# THE TASK
Output the lines that follow exactly as they are.

# THE INPUT
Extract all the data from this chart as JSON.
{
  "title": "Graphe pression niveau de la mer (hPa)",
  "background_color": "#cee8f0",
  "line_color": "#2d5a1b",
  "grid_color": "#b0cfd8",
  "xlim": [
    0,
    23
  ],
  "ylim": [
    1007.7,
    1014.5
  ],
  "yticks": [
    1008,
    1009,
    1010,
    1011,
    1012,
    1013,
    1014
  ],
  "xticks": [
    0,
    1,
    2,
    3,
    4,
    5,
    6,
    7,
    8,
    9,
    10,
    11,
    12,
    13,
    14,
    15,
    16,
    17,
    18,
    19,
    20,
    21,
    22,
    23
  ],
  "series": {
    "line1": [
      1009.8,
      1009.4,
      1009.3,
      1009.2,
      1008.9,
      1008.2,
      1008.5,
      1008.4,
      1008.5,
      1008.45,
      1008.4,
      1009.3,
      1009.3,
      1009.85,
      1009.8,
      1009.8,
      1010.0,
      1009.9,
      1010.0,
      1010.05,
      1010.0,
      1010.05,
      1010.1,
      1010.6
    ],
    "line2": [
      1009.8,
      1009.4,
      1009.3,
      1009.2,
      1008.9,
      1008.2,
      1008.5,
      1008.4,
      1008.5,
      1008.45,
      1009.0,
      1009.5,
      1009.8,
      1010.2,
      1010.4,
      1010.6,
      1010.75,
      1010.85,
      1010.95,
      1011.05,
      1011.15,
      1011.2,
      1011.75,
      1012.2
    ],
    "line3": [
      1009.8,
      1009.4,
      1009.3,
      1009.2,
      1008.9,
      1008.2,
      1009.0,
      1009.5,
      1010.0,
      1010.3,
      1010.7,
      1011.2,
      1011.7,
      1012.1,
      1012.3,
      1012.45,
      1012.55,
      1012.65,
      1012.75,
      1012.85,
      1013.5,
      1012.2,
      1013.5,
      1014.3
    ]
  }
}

# EXPECTED ANSWER
Extract all the data from this chart as JSON.
{
  "title": "Graphe pression niveau de la mer (hPa)",
  "background_color": "#cee8f0",
  "line_color": "#2d5a1b",
  "grid_color": "#b0cfd8",
  "xlim": [
    0,
    23
  ],
  "ylim": [
    1007.7,
    1014.5
  ],
  "yticks": [
    1008,
    1009,
    1010,
    1011,
    1012,
    1013,
    1014
  ],
  "xticks": [
    0,
    1,
    2,
    3,
    4,
    5,
    6,
    7,
    8,
    9,
    10,
    11,
    12,
    13,
    14,
    15,
    16,
    17,
    18,
    19,
    20,
    21,
    22,
    23
  ],
  "series": {
    "line1": [
      1009.8,
      1009.4,
      1009.3,
      1009.2,
      1008.9,
      1008.2,
      1008.5,
      1008.4,
      1008.5,
      1008.45,
      1008.4,
      1009.3,
      1009.3,
      1009.85,
      1009.8,
      1009.8,
      1010.0,
      1009.9,
      1010.0,
      1010.05,
      1010.0,
      1010.05,
      1010.1,
      1010.6
    ],
    "line2": [
      1009.8,
      1009.4,
      1009.3,
      1009.2,
      1008.9,
      1008.2,
      1008.5,
      1008.4,
      1008.5,
      1008.45,
      1009.0,
      1009.5,
      1009.8,
      1010.2,
      1010.4,
      1010.6,
      1010.75,
      1010.85,
      1010.95,
      1011.05,
      1011.15,
      1011.2,
      1011.75,
      1012.2
    ],
    "line3": [
      1009.8,
      1009.4,
      1009.3,
      1009.2,
      1008.9,
      1008.2,
      1009.0,
      1009.5,
      1010.0,
      1010.3,
      1010.7,
      1011.2,
      1011.7,
      1012.1,
      1012.3,
      1012.45,
      1012.55,
      1012.65,
      1012.75,
      1012.85,
      1013.5,
      1012.2,
      1013.5,
      1014.3
    ]
  }
}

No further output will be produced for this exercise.